**Stated goal**. Keep the pictures out of the copy and print all the entries below exactly.

Dataset records:
>> START
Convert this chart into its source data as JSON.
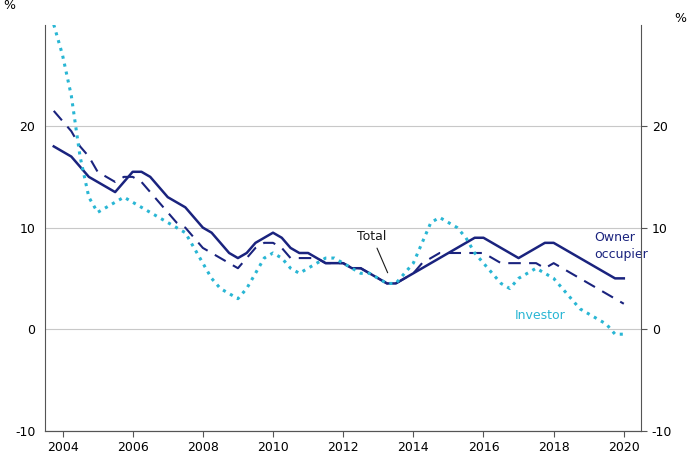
{
  "title": "",
  "xlabel": "",
  "ylabel_left": "%",
  "ylabel_right": "%",
  "ylim": [
    -10,
    30
  ],
  "yticks": [
    -10,
    0,
    10,
    20
  ],
  "xlim": [
    2003.5,
    2020.5
  ],
  "xticks": [
    2004,
    2006,
    2008,
    2010,
    2012,
    2014,
    2016,
    2018,
    2020
  ],
  "background_color": "#ffffff",
  "grid_color": "#c8c8c8",
  "owner_occupier": {
    "color": "#1a237e",
    "linewidth": 1.8,
    "label": "Owner\noccupier",
    "x": [
      2003.75,
      2004.0,
      2004.25,
      2004.5,
      2004.75,
      2005.0,
      2005.25,
      2005.5,
      2005.75,
      2006.0,
      2006.25,
      2006.5,
      2006.75,
      2007.0,
      2007.25,
      2007.5,
      2007.75,
      2008.0,
      2008.25,
      2008.5,
      2008.75,
      2009.0,
      2009.25,
      2009.5,
      2009.75,
      2010.0,
      2010.25,
      2010.5,
      2010.75,
      2011.0,
      2011.25,
      2011.5,
      2011.75,
      2012.0,
      2012.25,
      2012.5,
      2012.75,
      2013.0,
      2013.25,
      2013.5,
      2013.75,
      2014.0,
      2014.25,
      2014.5,
      2014.75,
      2015.0,
      2015.25,
      2015.5,
      2015.75,
      2016.0,
      2016.25,
      2016.5,
      2016.75,
      2017.0,
      2017.25,
      2017.5,
      2017.75,
      2018.0,
      2018.25,
      2018.5,
      2018.75,
      2019.0,
      2019.25,
      2019.5,
      2019.75,
      2020.0
    ],
    "y": [
      18.0,
      17.5,
      17.0,
      16.0,
      15.0,
      14.5,
      14.0,
      13.5,
      14.5,
      15.5,
      15.5,
      15.0,
      14.0,
      13.0,
      12.5,
      12.0,
      11.0,
      10.0,
      9.5,
      8.5,
      7.5,
      7.0,
      7.5,
      8.5,
      9.0,
      9.5,
      9.0,
      8.0,
      7.5,
      7.5,
      7.0,
      6.5,
      6.5,
      6.5,
      6.0,
      6.0,
      5.5,
      5.0,
      4.5,
      4.5,
      5.0,
      5.5,
      6.0,
      6.5,
      7.0,
      7.5,
      8.0,
      8.5,
      9.0,
      9.0,
      8.5,
      8.0,
      7.5,
      7.0,
      7.5,
      8.0,
      8.5,
      8.5,
      8.0,
      7.5,
      7.0,
      6.5,
      6.0,
      5.5,
      5.0,
      5.0
    ]
  },
  "total": {
    "color": "#1a237e",
    "linewidth": 1.5,
    "label": "Total",
    "x": [
      2003.75,
      2004.0,
      2004.25,
      2004.5,
      2004.75,
      2005.0,
      2005.25,
      2005.5,
      2005.75,
      2006.0,
      2006.25,
      2006.5,
      2006.75,
      2007.0,
      2007.25,
      2007.5,
      2007.75,
      2008.0,
      2008.25,
      2008.5,
      2008.75,
      2009.0,
      2009.25,
      2009.5,
      2009.75,
      2010.0,
      2010.25,
      2010.5,
      2010.75,
      2011.0,
      2011.25,
      2011.5,
      2011.75,
      2012.0,
      2012.25,
      2012.5,
      2012.75,
      2013.0,
      2013.25,
      2013.5,
      2013.75,
      2014.0,
      2014.25,
      2014.5,
      2014.75,
      2015.0,
      2015.25,
      2015.5,
      2015.75,
      2016.0,
      2016.25,
      2016.5,
      2016.75,
      2017.0,
      2017.25,
      2017.5,
      2017.75,
      2018.0,
      2018.25,
      2018.5,
      2018.75,
      2019.0,
      2019.25,
      2019.5,
      2019.75,
      2020.0
    ],
    "y": [
      21.5,
      20.5,
      19.5,
      18.0,
      17.0,
      15.5,
      15.0,
      14.5,
      15.0,
      15.0,
      14.5,
      13.5,
      12.5,
      11.5,
      10.5,
      10.0,
      9.0,
      8.0,
      7.5,
      7.0,
      6.5,
      6.0,
      7.0,
      8.0,
      8.5,
      8.5,
      8.0,
      7.0,
      7.0,
      7.0,
      7.0,
      6.5,
      6.5,
      6.5,
      6.0,
      6.0,
      5.5,
      5.0,
      4.5,
      4.5,
      5.0,
      5.5,
      6.5,
      7.0,
      7.5,
      7.5,
      7.5,
      7.5,
      7.5,
      7.5,
      7.0,
      6.5,
      6.5,
      6.5,
      6.5,
      6.5,
      6.0,
      6.5,
      6.0,
      5.5,
      5.0,
      4.5,
      4.0,
      3.5,
      3.0,
      2.5
    ]
  },
  "investor": {
    "color": "#29b6d4",
    "linewidth": 2.2,
    "label": "Investor",
    "x": [
      2003.75,
      2004.0,
      2004.25,
      2004.5,
      2004.75,
      2005.0,
      2005.25,
      2005.5,
      2005.75,
      2006.0,
      2006.25,
      2006.5,
      2006.75,
      2007.0,
      2007.25,
      2007.5,
      2007.75,
      2008.0,
      2008.25,
      2008.5,
      2008.75,
      2009.0,
      2009.25,
      2009.5,
      2009.75,
      2010.0,
      2010.25,
      2010.5,
      2010.75,
      2011.0,
      2011.25,
      2011.5,
      2011.75,
      2012.0,
      2012.25,
      2012.5,
      2012.75,
      2013.0,
      2013.25,
      2013.5,
      2013.75,
      2014.0,
      2014.25,
      2014.5,
      2014.75,
      2015.0,
      2015.25,
      2015.5,
      2015.75,
      2016.0,
      2016.25,
      2016.5,
      2016.75,
      2017.0,
      2017.25,
      2017.5,
      2017.75,
      2018.0,
      2018.25,
      2018.5,
      2018.75,
      2019.0,
      2019.25,
      2019.5,
      2019.75,
      2020.0
    ],
    "y": [
      30.0,
      27.0,
      23.0,
      17.0,
      13.0,
      11.5,
      12.0,
      12.5,
      13.0,
      12.5,
      12.0,
      11.5,
      11.0,
      10.5,
      10.0,
      9.5,
      8.0,
      6.5,
      5.0,
      4.0,
      3.5,
      3.0,
      4.0,
      5.5,
      7.0,
      7.5,
      7.0,
      6.0,
      5.5,
      6.0,
      6.5,
      7.0,
      7.0,
      6.5,
      6.0,
      5.5,
      5.5,
      5.0,
      4.5,
      4.5,
      5.5,
      6.5,
      8.5,
      10.5,
      11.0,
      10.5,
      10.0,
      9.0,
      7.5,
      6.5,
      5.5,
      4.5,
      4.0,
      5.0,
      5.5,
      6.0,
      5.5,
      5.0,
      4.0,
      3.0,
      2.0,
      1.5,
      1.0,
      0.5,
      -0.5,
      -0.5
    ]
  }
}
>> END
**Solution to this exercise**.
Convert this chart into its source data as JSON.
{
  "title": "",
  "xlabel": "",
  "ylabel_left": "%",
  "ylabel_right": "%",
  "ylim": [
    -10,
    30
  ],
  "yticks": [
    -10,
    0,
    10,
    20
  ],
  "xlim": [
    2003.5,
    2020.5
  ],
  "xticks": [
    2004,
    2006,
    2008,
    2010,
    2012,
    2014,
    2016,
    2018,
    2020
  ],
  "background_color": "#ffffff",
  "grid_color": "#c8c8c8",
  "owner_occupier": {
    "color": "#1a237e",
    "linewidth": 1.8,
    "label": "Owner\noccupier",
    "x": [
      2003.75,
      2004.0,
      2004.25,
      2004.5,
      2004.75,
      2005.0,
      2005.25,
      2005.5,
      2005.75,
      2006.0,
      2006.25,
      2006.5,
      2006.75,
      2007.0,
      2007.25,
      2007.5,
      2007.75,
      2008.0,
      2008.25,
      2008.5,
      2008.75,
      2009.0,
      2009.25,
      2009.5,
      2009.75,
      2010.0,
      2010.25,
      2010.5,
      2010.75,
      2011.0,
      2011.25,
      2011.5,
      2011.75,
      2012.0,
      2012.25,
      2012.5,
      2012.75,
      2013.0,
      2013.25,
      2013.5,
      2013.75,
      2014.0,
      2014.25,
      2014.5,
      2014.75,
      2015.0,
      2015.25,
      2015.5,
      2015.75,
      2016.0,
      2016.25,
      2016.5,
      2016.75,
      2017.0,
      2017.25,
      2017.5,
      2017.75,
      2018.0,
      2018.25,
      2018.5,
      2018.75,
      2019.0,
      2019.25,
      2019.5,
      2019.75,
      2020.0
    ],
    "y": [
      18.0,
      17.5,
      17.0,
      16.0,
      15.0,
      14.5,
      14.0,
      13.5,
      14.5,
      15.5,
      15.5,
      15.0,
      14.0,
      13.0,
      12.5,
      12.0,
      11.0,
      10.0,
      9.5,
      8.5,
      7.5,
      7.0,
      7.5,
      8.5,
      9.0,
      9.5,
      9.0,
      8.0,
      7.5,
      7.5,
      7.0,
      6.5,
      6.5,
      6.5,
      6.0,
      6.0,
      5.5,
      5.0,
      4.5,
      4.5,
      5.0,
      5.5,
      6.0,
      6.5,
      7.0,
      7.5,
      8.0,
      8.5,
      9.0,
      9.0,
      8.5,
      8.0,
      7.5,
      7.0,
      7.5,
      8.0,
      8.5,
      8.5,
      8.0,
      7.5,
      7.0,
      6.5,
      6.0,
      5.5,
      5.0,
      5.0
    ]
  },
  "total": {
    "color": "#1a237e",
    "linewidth": 1.5,
    "label": "Total",
    "x": [
      2003.75,
      2004.0,
      2004.25,
      2004.5,
      2004.75,
      2005.0,
      2005.25,
      2005.5,
      2005.75,
      2006.0,
      2006.25,
      2006.5,
      2006.75,
      2007.0,
      2007.25,
      2007.5,
      2007.75,
      2008.0,
      2008.25,
      2008.5,
      2008.75,
      2009.0,
      2009.25,
      2009.5,
      2009.75,
      2010.0,
      2010.25,
      2010.5,
      2010.75,
      2011.0,
      2011.25,
      2011.5,
      2011.75,
      2012.0,
      2012.25,
      2012.5,
      2012.75,
      2013.0,
      2013.25,
      2013.5,
      2013.75,
      2014.0,
      2014.25,
      2014.5,
      2014.75,
      2015.0,
      2015.25,
      2015.5,
      2015.75,
      2016.0,
      2016.25,
      2016.5,
      2016.75,
      2017.0,
      2017.25,
      2017.5,
      2017.75,
      2018.0,
      2018.25,
      2018.5,
      2018.75,
      2019.0,
      2019.25,
      2019.5,
      2019.75,
      2020.0
    ],
    "y": [
      21.5,
      20.5,
      19.5,
      18.0,
      17.0,
      15.5,
      15.0,
      14.5,
      15.0,
      15.0,
      14.5,
      13.5,
      12.5,
      11.5,
      10.5,
      10.0,
      9.0,
      8.0,
      7.5,
      7.0,
      6.5,
      6.0,
      7.0,
      8.0,
      8.5,
      8.5,
      8.0,
      7.0,
      7.0,
      7.0,
      7.0,
      6.5,
      6.5,
      6.5,
      6.0,
      6.0,
      5.5,
      5.0,
      4.5,
      4.5,
      5.0,
      5.5,
      6.5,
      7.0,
      7.5,
      7.5,
      7.5,
      7.5,
      7.5,
      7.5,
      7.0,
      6.5,
      6.5,
      6.5,
      6.5,
      6.5,
      6.0,
      6.5,
      6.0,
      5.5,
      5.0,
      4.5,
      4.0,
      3.5,
      3.0,
      2.5
    ]
  },
  "investor": {
    "color": "#29b6d4",
    "linewidth": 2.2,
    "label": "Investor",
    "x": [
      2003.75,
      2004.0,
      2004.25,
      2004.5,
      2004.75,
      2005.0,
      2005.25,
      2005.5,
      2005.75,
      2006.0,
      2006.25,
      2006.5,
      2006.75,
      2007.0,
      2007.25,
      2007.5,
      2007.75,
      2008.0,
      2008.25,
      2008.5,
      2008.75,
      2009.0,
      2009.25,
      2009.5,
      2009.75,
      2010.0,
      2010.25,
      2010.5,
      2010.75,
      2011.0,
      2011.25,
      2011.5,
      2011.75,
      2012.0,
      2012.25,
      2012.5,
      2012.75,
      2013.0,
      2013.25,
      2013.5,
      2013.75,
      2014.0,
      2014.25,
      2014.5,
      2014.75,
      2015.0,
      2015.25,
      2015.5,
      2015.75,
      2016.0,
      2016.25,
      2016.5,
      2016.75,
      2017.0,
      2017.25,
      2017.5,
      2017.75,
      2018.0,
      2018.25,
      2018.5,
      2018.75,
      2019.0,
      2019.25,
      2019.5,
      2019.75,
      2020.0
    ],
    "y": [
      30.0,
      27.0,
      23.0,
      17.0,
      13.0,
      11.5,
      12.0,
      12.5,
      13.0,
      12.5,
      12.0,
      11.5,
      11.0,
      10.5,
      10.0,
      9.5,
      8.0,
      6.5,
      5.0,
      4.0,
      3.5,
      3.0,
      4.0,
      5.5,
      7.0,
      7.5,
      7.0,
      6.0,
      5.5,
      6.0,
      6.5,
      7.0,
      7.0,
      6.5,
      6.0,
      5.5,
      5.5,
      5.0,
      4.5,
      4.5,
      5.5,
      6.5,
      8.5,
      10.5,
      11.0,
      10.5,
      10.0,
      9.0,
      7.5,
      6.5,
      5.5,
      4.5,
      4.0,
      5.0,
      5.5,
      6.0,
      5.5,
      5.0,
      4.0,
      3.0,
      2.0,
      1.5,
      1.0,
      0.5,
      -0.5,
      -0.5
    ]
  }
}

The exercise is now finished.